[Start PROVIDED RECORDS]
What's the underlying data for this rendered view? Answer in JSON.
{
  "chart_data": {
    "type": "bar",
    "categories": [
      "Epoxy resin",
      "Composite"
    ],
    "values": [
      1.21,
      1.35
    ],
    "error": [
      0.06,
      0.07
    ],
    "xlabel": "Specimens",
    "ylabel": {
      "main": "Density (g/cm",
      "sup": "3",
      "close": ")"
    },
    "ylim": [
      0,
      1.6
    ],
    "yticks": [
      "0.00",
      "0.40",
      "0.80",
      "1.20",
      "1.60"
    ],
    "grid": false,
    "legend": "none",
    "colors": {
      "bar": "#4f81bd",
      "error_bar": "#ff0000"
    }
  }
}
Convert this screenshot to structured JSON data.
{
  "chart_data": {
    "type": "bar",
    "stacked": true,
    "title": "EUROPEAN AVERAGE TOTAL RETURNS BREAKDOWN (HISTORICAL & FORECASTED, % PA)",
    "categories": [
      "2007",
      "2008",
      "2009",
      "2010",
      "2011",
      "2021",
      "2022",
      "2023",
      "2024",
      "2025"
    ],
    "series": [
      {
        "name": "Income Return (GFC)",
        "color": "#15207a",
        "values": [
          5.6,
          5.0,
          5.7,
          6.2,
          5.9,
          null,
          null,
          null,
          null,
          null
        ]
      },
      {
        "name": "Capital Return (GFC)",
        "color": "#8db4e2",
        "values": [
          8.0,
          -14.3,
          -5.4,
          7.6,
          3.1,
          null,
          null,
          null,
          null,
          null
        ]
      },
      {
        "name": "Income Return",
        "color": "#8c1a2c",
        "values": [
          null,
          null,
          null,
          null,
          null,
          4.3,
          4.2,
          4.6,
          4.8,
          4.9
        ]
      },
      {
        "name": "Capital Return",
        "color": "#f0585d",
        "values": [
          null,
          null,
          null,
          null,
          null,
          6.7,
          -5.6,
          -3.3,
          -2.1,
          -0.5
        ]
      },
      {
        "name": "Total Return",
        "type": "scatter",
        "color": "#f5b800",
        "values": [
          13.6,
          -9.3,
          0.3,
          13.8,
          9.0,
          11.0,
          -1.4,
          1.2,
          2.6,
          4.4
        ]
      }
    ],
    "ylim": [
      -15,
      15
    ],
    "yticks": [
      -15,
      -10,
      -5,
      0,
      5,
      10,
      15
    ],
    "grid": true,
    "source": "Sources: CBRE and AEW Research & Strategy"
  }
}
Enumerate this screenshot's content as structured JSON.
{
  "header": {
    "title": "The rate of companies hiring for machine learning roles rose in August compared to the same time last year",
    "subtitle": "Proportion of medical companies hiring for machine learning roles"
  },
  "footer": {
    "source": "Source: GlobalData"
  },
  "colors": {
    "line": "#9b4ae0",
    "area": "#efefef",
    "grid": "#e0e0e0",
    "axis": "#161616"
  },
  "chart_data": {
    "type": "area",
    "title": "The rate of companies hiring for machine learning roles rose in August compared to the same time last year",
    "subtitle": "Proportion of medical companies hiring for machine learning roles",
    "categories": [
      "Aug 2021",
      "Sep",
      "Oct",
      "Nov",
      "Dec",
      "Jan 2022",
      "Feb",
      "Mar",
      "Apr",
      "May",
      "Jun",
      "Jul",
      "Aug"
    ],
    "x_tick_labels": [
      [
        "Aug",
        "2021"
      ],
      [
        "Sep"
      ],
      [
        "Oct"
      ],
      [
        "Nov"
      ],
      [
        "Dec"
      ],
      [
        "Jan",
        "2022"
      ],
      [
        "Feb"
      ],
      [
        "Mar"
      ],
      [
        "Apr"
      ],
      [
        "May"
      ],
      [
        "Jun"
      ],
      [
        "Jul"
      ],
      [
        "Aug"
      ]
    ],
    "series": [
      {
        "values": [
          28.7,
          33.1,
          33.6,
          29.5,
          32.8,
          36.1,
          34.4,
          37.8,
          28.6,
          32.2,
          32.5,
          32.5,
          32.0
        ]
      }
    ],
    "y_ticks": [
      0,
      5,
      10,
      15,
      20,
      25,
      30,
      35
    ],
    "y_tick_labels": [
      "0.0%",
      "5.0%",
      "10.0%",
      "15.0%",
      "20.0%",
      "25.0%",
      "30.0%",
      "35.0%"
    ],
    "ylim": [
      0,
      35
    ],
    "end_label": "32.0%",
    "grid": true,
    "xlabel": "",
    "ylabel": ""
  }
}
[End PROVIDED RECORDS]
EXERCISE AIM ->
Write out the records above again, keeping each one identical to the original.

ANSWER TO THE PROBLEM ->
What's the underlying data for this rendered view? Answer in JSON.
{
  "chart_data": {
    "type": "bar",
    "categories": [
      "Epoxy resin",
      "Composite"
    ],
    "values": [
      1.21,
      1.35
    ],
    "error": [
      0.06,
      0.07
    ],
    "xlabel": "Specimens",
    "ylabel": {
      "main": "Density (g/cm",
      "sup": "3",
      "close": ")"
    },
    "ylim": [
      0,
      1.6
    ],
    "yticks": [
      "0.00",
      "0.40",
      "0.80",
      "1.20",
      "1.60"
    ],
    "grid": false,
    "legend": "none",
    "colors": {
      "bar": "#4f81bd",
      "error_bar": "#ff0000"
    }
  }
}
Convert this screenshot to structured JSON data.
{
  "chart_data": {
    "type": "bar",
    "stacked": true,
    "title": "EUROPEAN AVERAGE TOTAL RETURNS BREAKDOWN (HISTORICAL & FORECASTED, % PA)",
    "categories": [
      "2007",
      "2008",
      "2009",
      "2010",
      "2011",
      "2021",
      "2022",
      "2023",
      "2024",
      "2025"
    ],
    "series": [
      {
        "name": "Income Return (GFC)",
        "color": "#15207a",
        "values": [
          5.6,
          5.0,
          5.7,
          6.2,
          5.9,
          null,
          null,
          null,
          null,
          null
        ]
      },
      {
        "name": "Capital Return (GFC)",
        "color": "#8db4e2",
        "values": [
          8.0,
          -14.3,
          -5.4,
          7.6,
          3.1,
          null,
          null,
          null,
          null,
          null
        ]
      },
      {
        "name": "Income Return",
        "color": "#8c1a2c",
        "values": [
          null,
          null,
          null,
          null,
          null,
          4.3,
          4.2,
          4.6,
          4.8,
          4.9
        ]
      },
      {
        "name": "Capital Return",
        "color": "#f0585d",
        "values": [
          null,
          null,
          null,
          null,
          null,
          6.7,
          -5.6,
          -3.3,
          -2.1,
          -0.5
        ]
      },
      {
        "name": "Total Return",
        "type": "scatter",
        "color": "#f5b800",
        "values": [
          13.6,
          -9.3,
          0.3,
          13.8,
          9.0,
          11.0,
          -1.4,
          1.2,
          2.6,
          4.4
        ]
      }
    ],
    "ylim": [
      -15,
      15
    ],
    "yticks": [
      -15,
      -10,
      -5,
      0,
      5,
      10,
      15
    ],
    "grid": true,
    "source": "Sources: CBRE and AEW Research & Strategy"
  }
}
Enumerate this screenshot's content as structured JSON.
{
  "header": {
    "title": "The rate of companies hiring for machine learning roles rose in August compared to the same time last year",
    "subtitle": "Proportion of medical companies hiring for machine learning roles"
  },
  "footer": {
    "source": "Source: GlobalData"
  },
  "colors": {
    "line": "#9b4ae0",
    "area": "#efefef",
    "grid": "#e0e0e0",
    "axis": "#161616"
  },
  "chart_data": {
    "type": "area",
    "title": "The rate of companies hiring for machine learning roles rose in August compared to the same time last year",
    "subtitle": "Proportion of medical companies hiring for machine learning roles",
    "categories": [
      "Aug 2021",
      "Sep",
      "Oct",
      "Nov",
      "Dec",
      "Jan 2022",
      "Feb",
      "Mar",
      "Apr",
      "May",
      "Jun",
      "Jul",
      "Aug"
    ],
    "x_tick_labels": [
      [
        "Aug",
        "2021"
      ],
      [
        "Sep"
      ],
      [
        "Oct"
      ],
      [
        "Nov"
      ],
      [
        "Dec"
      ],
      [
        "Jan",
        "2022"
      ],
      [
        "Feb"
      ],
      [
        "Mar"
      ],
      [
        "Apr"
      ],
      [
        "May"
      ],
      [
        "Jun"
      ],
      [
        "Jul"
      ],
      [
        "Aug"
      ]
    ],
    "series": [
      {
        "values": [
          28.7,
          33.1,
          33.6,
          29.5,
          32.8,
          36.1,
          34.4,
          37.8,
          28.6,
          32.2,
          32.5,
          32.5,
          32.0
        ]
      }
    ],
    "y_ticks": [
      0,
      5,
      10,
      15,
      20,
      25,
      30,
      35
    ],
    "y_tick_labels": [
      "0.0%",
      "5.0%",
      "10.0%",
      "15.0%",
      "20.0%",
      "25.0%",
      "30.0%",
      "35.0%"
    ],
    "ylim": [
      0,
      35
    ],
    "end_label": "32.0%",
    "grid": true,
    "xlabel": "",
    "ylabel": ""
  }
}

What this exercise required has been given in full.